Up-and-comer Rossi hopes youth will be served on F1 circuit
Alexander Rossi |
Last year, Sebastian Vettel, at 23, became the youngest driver to win Formula One's championship. This past weekend, Trevor Bayne stunned the motorsports world by taking the Daytona 500 one day after he turned 20.
Race car driver Alexander Rossi, 19, said it's good to be young. Always has been.
"I think young drivers are always looked at and regarded as the next thing to come onto the big stage, whether it's sports cars or Formula cars or NASCAR," Rossi said. "I think it has been the same for quite some time, and I think the young guys winning is a testament that the talent is there regardless of what the age is."
Rossi has his own goals, one of them to be on the grid in 2012 when the U.S. Grand Prix debuts here.
Rossi and his father and manager, Peter, were in Austin on Wednesday and Thursday, meeting with promoters of the planned U.S. Grand Prix and visiting the track site in Elroy. Rossi said that for him to land an F1 ride in the future would probably take more than talent and connections with teams and sponsors.
"You have to have something that they don't already have, and fortunately I have that. And that's America," Rossi said. "Being an American, a lot of people think that it's almost a disadvantage. But for me, I look at it as a very big advantage because there's many German drivers and there's a lot of German junior drivers, but teams aren't necessarily massively attracted to that. They're attracted to the things that they don't yet have, and so the American market is something we definitely have at our disposal. It's going to play a big part in getting me there."

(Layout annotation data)

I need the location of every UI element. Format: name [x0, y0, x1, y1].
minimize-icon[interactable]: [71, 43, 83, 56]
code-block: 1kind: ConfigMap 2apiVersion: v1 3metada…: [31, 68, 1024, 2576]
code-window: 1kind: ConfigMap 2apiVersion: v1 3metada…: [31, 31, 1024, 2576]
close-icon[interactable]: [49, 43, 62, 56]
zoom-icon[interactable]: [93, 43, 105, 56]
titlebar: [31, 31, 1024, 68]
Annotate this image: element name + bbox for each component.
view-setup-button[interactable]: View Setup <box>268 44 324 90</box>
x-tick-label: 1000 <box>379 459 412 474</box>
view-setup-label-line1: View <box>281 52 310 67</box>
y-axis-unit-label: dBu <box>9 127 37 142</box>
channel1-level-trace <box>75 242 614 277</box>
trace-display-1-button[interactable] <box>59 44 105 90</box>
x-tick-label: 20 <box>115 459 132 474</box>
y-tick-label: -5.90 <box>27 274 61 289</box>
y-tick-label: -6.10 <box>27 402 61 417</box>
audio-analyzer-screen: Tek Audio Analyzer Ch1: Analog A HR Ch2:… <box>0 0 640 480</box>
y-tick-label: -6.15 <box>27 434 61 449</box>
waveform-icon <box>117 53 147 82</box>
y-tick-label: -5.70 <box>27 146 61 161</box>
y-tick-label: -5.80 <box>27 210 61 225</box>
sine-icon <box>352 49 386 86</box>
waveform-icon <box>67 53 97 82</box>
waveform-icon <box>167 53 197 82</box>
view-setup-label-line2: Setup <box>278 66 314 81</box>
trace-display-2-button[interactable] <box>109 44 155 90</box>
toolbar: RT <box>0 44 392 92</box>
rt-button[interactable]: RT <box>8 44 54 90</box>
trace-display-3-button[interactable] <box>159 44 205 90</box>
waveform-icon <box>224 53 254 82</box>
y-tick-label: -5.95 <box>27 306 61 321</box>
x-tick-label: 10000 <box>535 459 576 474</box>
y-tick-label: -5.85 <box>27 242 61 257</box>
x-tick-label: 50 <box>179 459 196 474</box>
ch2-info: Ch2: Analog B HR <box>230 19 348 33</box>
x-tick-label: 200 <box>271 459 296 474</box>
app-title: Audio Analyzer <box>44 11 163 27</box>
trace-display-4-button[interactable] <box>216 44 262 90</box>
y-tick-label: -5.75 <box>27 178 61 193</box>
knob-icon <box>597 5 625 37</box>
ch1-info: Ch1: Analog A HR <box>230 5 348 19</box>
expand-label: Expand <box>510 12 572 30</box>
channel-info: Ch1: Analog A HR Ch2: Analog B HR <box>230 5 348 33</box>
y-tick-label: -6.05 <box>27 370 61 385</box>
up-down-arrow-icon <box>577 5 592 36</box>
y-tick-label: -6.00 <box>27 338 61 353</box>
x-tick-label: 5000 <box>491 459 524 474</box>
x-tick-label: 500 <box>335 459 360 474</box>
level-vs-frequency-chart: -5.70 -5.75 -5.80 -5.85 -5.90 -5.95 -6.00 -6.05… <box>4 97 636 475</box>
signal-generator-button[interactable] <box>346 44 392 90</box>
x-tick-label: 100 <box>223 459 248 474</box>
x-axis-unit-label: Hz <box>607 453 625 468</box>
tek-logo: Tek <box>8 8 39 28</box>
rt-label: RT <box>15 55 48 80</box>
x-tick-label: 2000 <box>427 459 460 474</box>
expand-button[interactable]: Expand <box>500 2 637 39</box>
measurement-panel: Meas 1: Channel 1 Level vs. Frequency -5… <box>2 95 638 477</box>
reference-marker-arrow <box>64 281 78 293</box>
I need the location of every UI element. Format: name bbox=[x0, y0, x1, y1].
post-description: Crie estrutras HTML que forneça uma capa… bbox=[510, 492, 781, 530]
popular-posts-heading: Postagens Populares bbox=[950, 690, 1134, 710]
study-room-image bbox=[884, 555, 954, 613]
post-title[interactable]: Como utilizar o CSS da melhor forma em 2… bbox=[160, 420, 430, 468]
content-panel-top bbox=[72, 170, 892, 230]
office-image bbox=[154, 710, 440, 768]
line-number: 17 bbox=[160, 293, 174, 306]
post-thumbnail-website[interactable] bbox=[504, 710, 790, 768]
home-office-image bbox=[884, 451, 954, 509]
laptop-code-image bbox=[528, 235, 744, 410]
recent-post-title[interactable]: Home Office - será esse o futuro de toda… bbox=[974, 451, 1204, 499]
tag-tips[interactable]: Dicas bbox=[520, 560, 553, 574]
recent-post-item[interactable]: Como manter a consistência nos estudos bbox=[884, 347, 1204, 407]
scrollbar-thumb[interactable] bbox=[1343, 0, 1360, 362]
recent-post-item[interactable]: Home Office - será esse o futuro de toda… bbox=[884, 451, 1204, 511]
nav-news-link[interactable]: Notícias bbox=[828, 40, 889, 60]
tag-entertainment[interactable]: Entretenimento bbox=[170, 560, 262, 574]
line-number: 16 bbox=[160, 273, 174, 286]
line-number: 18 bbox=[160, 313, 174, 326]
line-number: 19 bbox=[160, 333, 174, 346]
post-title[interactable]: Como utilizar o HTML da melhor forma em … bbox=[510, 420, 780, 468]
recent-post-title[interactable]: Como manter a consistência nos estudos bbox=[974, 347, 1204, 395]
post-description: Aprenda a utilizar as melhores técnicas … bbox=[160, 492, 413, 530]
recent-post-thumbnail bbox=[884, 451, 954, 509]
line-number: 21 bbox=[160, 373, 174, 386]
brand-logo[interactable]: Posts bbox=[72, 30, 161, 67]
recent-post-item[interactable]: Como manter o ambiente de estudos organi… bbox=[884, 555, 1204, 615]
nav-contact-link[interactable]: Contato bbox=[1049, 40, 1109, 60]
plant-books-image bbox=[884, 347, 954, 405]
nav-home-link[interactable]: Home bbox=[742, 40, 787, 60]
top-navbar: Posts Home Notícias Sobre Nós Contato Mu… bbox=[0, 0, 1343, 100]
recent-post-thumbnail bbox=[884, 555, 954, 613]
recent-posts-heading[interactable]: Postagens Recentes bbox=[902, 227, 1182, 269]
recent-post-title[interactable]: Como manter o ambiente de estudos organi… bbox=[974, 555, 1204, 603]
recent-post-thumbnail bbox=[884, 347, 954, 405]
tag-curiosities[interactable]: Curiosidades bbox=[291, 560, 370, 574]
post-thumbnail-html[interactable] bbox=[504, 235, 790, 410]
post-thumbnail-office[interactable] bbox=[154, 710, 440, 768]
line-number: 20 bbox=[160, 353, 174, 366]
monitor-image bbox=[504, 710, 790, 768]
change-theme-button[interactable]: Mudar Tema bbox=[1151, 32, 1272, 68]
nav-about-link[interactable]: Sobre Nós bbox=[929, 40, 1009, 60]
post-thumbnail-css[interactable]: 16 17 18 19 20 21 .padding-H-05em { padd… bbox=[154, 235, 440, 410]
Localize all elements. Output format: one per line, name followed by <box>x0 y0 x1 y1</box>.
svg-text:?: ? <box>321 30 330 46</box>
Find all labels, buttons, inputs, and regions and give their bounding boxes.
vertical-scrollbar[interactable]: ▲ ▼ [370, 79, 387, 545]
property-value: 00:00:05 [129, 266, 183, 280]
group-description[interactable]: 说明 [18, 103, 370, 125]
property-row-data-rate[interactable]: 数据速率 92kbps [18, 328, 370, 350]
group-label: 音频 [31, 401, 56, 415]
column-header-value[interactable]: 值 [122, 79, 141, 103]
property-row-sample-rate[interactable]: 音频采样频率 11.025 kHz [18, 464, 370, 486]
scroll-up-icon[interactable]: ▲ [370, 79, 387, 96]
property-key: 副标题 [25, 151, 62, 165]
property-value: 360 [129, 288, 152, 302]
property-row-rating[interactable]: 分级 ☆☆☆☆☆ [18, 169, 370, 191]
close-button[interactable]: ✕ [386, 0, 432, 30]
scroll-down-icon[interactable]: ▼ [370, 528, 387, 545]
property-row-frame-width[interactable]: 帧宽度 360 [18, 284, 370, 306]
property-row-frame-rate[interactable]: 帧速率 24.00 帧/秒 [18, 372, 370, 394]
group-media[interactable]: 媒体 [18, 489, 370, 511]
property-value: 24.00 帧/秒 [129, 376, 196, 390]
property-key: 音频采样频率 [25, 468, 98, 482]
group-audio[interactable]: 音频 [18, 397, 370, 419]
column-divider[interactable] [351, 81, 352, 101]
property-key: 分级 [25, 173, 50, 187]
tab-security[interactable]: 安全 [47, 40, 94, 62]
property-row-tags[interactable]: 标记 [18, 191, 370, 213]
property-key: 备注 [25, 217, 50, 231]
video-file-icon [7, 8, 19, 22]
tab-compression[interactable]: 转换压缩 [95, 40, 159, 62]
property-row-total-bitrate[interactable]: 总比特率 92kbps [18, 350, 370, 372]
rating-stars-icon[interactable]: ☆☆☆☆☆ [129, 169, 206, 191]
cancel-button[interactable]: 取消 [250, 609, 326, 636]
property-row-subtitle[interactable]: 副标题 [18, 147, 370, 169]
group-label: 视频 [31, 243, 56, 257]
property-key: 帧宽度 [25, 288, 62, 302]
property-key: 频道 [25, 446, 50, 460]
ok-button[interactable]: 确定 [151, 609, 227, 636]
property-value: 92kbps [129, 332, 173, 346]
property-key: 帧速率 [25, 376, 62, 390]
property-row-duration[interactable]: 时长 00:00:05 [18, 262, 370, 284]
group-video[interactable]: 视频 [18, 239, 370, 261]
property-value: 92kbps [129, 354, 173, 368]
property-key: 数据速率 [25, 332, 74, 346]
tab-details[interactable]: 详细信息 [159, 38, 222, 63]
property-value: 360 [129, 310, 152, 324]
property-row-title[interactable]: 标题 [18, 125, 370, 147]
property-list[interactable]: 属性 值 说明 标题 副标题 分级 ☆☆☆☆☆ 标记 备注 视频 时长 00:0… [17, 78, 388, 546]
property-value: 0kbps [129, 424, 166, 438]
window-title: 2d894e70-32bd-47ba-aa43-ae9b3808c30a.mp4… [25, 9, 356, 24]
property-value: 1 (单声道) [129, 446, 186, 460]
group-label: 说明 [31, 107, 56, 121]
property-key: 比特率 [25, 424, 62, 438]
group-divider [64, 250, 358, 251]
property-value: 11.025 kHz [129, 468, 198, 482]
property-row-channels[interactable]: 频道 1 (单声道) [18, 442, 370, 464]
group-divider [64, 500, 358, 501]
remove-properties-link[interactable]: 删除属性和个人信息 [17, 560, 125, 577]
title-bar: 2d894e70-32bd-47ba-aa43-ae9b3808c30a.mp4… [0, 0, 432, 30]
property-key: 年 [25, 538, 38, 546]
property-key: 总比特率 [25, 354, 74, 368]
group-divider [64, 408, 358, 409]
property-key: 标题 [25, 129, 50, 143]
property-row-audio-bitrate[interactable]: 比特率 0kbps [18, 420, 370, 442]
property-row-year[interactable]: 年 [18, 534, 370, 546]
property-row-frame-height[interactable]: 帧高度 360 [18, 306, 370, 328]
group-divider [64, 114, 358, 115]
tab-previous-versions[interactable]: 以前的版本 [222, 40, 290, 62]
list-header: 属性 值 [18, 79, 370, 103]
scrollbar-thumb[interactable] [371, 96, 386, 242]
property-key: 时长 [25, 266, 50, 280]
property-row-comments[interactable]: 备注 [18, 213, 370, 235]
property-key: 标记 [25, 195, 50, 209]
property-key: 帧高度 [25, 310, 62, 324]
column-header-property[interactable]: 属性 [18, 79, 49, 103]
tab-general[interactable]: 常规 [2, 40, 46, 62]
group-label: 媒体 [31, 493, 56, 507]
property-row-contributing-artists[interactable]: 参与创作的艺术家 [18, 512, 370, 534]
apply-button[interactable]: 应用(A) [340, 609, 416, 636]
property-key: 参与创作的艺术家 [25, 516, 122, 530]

[Short problem 1]
Answer these questions from the article on Alexander Rossi:
(a) How old was Sebastian Vettel when he became the youngest driver to win the Formula One championship?
(b) Where is the track site that Rossi and his father visited?
(c) Of which nationality does Rossi say there are many junior drivers?
[Short problem 2]
Reproduce the part of the article on Alexander Rossi that opens with the words containing "Race car driver" and closes with "teams and sponsors.".
[Short problem 3]
Carry on the article on Alexander Rossi from the point where it ends.

[Right answer 1]
(a) 23
(b) Elroy
(c) German

[Right answer 2]
Race car driver Alexander Rossi, 19, said it's good to be young. Always has been.
"I think young drivers are always looked at and regarded as the next thing to come onto the big stage, whether it's sports cars or Formula cars or NASCAR," Rossi said. "I think it has been the same for quite some time, and I think the young guys winning is a testament that the talent is there regardless of what the age is."
Rossi has his own goals, one of them to be on the grid in 2012 when the U.S. Grand Prix debuts here.
Rossi and his father and manager, Peter, were in Austin on Wednesday and Thursday, meeting with promoters of the planned U.S. Grand Prix and visiting the track site in Elroy. Rossi said that for him to land an F1 ride in the future would probably take more than talent and connections with teams and sponsors.

[Right answer 3]
On Sunday, Rossi will be the lone U.S. driver in an elite group of 12 racing prospects for a young drivers' academy in Scotland. After that, he'll attend the world's largest computer trade show — CeBit, in Hanover, Germany — to man a gaming exhibit for Intel, demonstrating a racing simulator and announcing the finals of an Internet race.
Rossi, who has 36 wins in various formats, recently signed with Fortec Motorsports, a British team, to compete in the 2011 World Series by Renault, which will have 17 races in nine events in Europe.
"Our goal was to be in GP2 this year, but certain budgetary restrictions prevented that from happening," Rossi said "So, World Series was the next best option for us and really it's a very good championship because you are in a car that's equivalent to a GP2 car, but you get probably five times the amount of track time for a third of the budget."
For the past two years, Rossi has been living in Italy to be near his trainer, Beppe Sebastiani. He works out six hours a day, six days a week.
"If you can be more fit than your competitors, you're more than halfway there," Peter Rossi said.
Of the upcoming season, Alexander Rossi said, "It needs to go very well. The opportunity is definitely there, it's just about putting all the pieces together."
A main goal, however, has little to do with racing results.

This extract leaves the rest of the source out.